Provided information
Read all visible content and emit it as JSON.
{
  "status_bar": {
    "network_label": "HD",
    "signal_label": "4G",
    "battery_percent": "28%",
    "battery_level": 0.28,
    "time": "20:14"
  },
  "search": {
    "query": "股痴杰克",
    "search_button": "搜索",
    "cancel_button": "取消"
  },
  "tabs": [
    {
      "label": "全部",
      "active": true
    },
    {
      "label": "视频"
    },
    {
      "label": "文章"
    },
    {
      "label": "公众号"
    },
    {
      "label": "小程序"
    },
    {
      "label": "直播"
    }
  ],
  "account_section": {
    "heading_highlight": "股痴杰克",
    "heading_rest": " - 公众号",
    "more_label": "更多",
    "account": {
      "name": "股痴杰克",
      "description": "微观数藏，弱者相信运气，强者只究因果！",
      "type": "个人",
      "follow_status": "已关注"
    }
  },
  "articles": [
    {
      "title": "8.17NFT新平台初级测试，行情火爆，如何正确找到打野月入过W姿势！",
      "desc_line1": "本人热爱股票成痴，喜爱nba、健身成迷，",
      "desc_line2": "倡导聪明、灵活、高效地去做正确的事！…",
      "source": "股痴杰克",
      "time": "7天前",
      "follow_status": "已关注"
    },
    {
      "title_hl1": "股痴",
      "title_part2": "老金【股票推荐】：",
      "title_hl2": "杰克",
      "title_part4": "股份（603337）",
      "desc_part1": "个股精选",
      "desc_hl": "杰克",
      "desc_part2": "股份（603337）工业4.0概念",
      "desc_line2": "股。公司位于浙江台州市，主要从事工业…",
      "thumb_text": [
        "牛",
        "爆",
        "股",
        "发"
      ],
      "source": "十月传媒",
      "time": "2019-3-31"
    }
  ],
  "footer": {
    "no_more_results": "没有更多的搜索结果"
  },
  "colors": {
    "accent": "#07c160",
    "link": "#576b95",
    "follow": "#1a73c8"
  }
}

Exercise objective
The listing above must be transcribed exactly, line by line.

Output for this exercise
Read all visible content and emit it as JSON.
{
  "status_bar": {
    "network_label": "HD",
    "signal_label": "4G",
    "battery_percent": "28%",
    "battery_level": 0.28,
    "time": "20:14"
  },
  "search": {
    "query": "股痴杰克",
    "search_button": "搜索",
    "cancel_button": "取消"
  },
  "tabs": [
    {
      "label": "全部",
      "active": true
    },
    {
      "label": "视频"
    },
    {
      "label": "文章"
    },
    {
      "label": "公众号"
    },
    {
      "label": "小程序"
    },
    {
      "label": "直播"
    }
  ],
  "account_section": {
    "heading_highlight": "股痴杰克",
    "heading_rest": " - 公众号",
    "more_label": "更多",
    "account": {
      "name": "股痴杰克",
      "description": "微观数藏，弱者相信运气，强者只究因果！",
      "type": "个人",
      "follow_status": "已关注"
    }
  },
  "articles": [
    {
      "title": "8.17NFT新平台初级测试，行情火爆，如何正确找到打野月入过W姿势！",
      "desc_line1": "本人热爱股票成痴，喜爱nba、健身成迷，",
      "desc_line2": "倡导聪明、灵活、高效地去做正确的事！…",
      "source": "股痴杰克",
      "time": "7天前",
      "follow_status": "已关注"
    },
    {
      "title_hl1": "股痴",
      "title_part2": "老金【股票推荐】：",
      "title_hl2": "杰克",
      "title_part4": "股份（603337）",
      "desc_part1": "个股精选",
      "desc_hl": "杰克",
      "desc_part2": "股份（603337）工业4.0概念",
      "desc_line2": "股。公司位于浙江台州市，主要从事工业…",
      "thumb_text": [
        "牛",
        "爆",
        "股",
        "发"
      ],
      "source": "十月传媒",
      "time": "2019-3-31"
    }
  ],
  "footer": {
    "no_more_results": "没有更多的搜索结果"
  },
  "colors": {
    "accent": "#07c160",
    "link": "#576b95",
    "follow": "#1a73c8"
  }
}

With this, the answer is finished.